Your instructions
Copy every line of the data that includes the string "SANT".

(Collected data entries)
---

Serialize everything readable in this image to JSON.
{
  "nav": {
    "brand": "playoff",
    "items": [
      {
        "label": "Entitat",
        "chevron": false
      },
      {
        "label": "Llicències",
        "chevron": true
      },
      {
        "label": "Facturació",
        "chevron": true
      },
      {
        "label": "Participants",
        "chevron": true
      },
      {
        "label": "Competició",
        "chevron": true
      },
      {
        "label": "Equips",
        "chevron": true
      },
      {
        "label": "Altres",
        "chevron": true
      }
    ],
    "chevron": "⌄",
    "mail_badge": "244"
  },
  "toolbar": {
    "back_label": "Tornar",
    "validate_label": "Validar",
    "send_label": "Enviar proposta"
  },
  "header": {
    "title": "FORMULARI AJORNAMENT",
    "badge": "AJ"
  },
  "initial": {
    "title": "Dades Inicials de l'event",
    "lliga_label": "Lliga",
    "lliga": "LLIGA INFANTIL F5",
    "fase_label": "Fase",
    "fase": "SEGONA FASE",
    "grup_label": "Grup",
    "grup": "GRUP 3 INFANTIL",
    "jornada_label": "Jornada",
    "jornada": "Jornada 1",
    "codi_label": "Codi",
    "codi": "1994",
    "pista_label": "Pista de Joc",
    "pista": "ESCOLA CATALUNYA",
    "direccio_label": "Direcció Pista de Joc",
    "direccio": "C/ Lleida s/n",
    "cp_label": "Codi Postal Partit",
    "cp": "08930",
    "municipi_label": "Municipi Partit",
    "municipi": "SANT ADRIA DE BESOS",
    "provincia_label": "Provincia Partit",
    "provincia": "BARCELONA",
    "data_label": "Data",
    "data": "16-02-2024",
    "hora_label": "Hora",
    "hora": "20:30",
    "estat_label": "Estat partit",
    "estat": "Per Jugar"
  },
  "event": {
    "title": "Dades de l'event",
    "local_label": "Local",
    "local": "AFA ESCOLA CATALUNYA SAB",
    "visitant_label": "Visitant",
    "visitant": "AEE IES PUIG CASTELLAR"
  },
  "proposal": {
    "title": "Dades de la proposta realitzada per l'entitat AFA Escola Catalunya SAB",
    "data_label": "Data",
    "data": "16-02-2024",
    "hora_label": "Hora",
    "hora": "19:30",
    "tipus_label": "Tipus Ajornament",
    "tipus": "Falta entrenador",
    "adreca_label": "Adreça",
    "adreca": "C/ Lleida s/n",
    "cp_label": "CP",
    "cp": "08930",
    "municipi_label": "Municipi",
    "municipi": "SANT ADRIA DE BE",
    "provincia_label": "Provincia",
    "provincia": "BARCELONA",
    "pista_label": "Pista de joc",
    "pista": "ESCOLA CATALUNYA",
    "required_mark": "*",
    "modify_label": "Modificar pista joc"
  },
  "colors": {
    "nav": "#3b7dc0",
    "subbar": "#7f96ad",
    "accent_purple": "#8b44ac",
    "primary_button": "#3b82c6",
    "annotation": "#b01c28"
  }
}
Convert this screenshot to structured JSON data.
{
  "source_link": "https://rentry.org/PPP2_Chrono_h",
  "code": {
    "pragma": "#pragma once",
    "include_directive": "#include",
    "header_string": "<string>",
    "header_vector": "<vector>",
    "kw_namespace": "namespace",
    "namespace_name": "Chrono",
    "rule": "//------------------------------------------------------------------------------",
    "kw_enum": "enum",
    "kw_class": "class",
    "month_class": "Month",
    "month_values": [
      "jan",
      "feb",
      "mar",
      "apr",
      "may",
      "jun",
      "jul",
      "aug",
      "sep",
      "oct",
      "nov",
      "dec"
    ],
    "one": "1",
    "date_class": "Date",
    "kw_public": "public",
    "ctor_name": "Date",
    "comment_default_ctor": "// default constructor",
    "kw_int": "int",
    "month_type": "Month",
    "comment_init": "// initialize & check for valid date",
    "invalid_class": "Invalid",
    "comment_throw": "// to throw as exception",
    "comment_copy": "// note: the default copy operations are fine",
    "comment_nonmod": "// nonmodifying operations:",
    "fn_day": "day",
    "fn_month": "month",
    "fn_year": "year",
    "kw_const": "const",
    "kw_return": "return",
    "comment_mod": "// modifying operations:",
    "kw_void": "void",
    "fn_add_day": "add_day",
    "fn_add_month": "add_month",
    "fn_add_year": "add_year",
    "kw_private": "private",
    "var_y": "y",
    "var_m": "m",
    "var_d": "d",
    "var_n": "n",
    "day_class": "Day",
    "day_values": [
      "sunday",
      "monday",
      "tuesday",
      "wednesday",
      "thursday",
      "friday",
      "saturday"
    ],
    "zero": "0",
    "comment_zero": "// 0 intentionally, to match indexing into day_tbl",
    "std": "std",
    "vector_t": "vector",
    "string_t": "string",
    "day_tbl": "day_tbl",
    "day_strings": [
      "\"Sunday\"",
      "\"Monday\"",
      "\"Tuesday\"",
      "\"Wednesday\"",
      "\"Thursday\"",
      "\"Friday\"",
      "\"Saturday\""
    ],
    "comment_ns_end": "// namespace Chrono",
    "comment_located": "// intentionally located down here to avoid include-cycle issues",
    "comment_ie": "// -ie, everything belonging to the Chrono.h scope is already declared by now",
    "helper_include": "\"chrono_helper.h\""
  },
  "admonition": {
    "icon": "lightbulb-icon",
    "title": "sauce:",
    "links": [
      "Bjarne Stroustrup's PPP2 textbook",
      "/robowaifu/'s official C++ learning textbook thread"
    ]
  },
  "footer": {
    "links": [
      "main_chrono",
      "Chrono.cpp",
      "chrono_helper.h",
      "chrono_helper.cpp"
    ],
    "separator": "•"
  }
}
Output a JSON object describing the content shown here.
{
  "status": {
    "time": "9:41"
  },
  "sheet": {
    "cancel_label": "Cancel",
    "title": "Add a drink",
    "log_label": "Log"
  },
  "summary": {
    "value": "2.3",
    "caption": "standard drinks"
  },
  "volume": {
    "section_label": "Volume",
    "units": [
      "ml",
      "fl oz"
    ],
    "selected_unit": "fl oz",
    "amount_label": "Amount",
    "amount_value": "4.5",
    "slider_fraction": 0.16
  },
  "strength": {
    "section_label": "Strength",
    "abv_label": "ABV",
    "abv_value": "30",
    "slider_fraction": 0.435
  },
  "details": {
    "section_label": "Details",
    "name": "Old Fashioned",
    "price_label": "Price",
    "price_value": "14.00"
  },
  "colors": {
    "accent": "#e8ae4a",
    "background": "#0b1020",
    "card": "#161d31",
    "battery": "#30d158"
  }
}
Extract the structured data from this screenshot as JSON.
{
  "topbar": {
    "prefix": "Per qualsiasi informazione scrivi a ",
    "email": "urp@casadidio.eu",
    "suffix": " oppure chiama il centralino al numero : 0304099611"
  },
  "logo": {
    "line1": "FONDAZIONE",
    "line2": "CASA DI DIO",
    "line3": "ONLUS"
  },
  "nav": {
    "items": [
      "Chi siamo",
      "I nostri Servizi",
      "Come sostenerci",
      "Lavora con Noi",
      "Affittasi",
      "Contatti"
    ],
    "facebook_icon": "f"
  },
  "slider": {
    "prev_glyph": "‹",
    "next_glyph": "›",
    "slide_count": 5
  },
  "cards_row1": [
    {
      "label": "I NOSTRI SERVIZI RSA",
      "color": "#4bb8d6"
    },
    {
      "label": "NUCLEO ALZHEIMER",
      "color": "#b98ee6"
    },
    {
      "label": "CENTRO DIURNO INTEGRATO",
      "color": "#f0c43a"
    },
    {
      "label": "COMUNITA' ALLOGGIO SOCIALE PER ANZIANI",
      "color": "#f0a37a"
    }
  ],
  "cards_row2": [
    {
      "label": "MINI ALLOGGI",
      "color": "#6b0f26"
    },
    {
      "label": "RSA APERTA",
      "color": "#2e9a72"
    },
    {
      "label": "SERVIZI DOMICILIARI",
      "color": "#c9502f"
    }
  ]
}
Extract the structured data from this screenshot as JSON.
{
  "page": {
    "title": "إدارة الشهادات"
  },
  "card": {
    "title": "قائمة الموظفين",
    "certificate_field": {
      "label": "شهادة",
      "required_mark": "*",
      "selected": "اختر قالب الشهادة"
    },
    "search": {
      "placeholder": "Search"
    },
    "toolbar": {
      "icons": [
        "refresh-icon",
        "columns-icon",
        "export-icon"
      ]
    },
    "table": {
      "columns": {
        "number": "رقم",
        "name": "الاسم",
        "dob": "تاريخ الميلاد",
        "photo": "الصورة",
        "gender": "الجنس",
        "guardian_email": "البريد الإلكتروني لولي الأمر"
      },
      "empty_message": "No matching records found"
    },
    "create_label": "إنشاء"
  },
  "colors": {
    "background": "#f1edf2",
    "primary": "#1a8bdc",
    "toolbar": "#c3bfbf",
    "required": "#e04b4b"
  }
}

---

Written solution
    "municipi": "SANT ADRIA DE BESOS",
    "municipi": "SANT ADRIA DE BE",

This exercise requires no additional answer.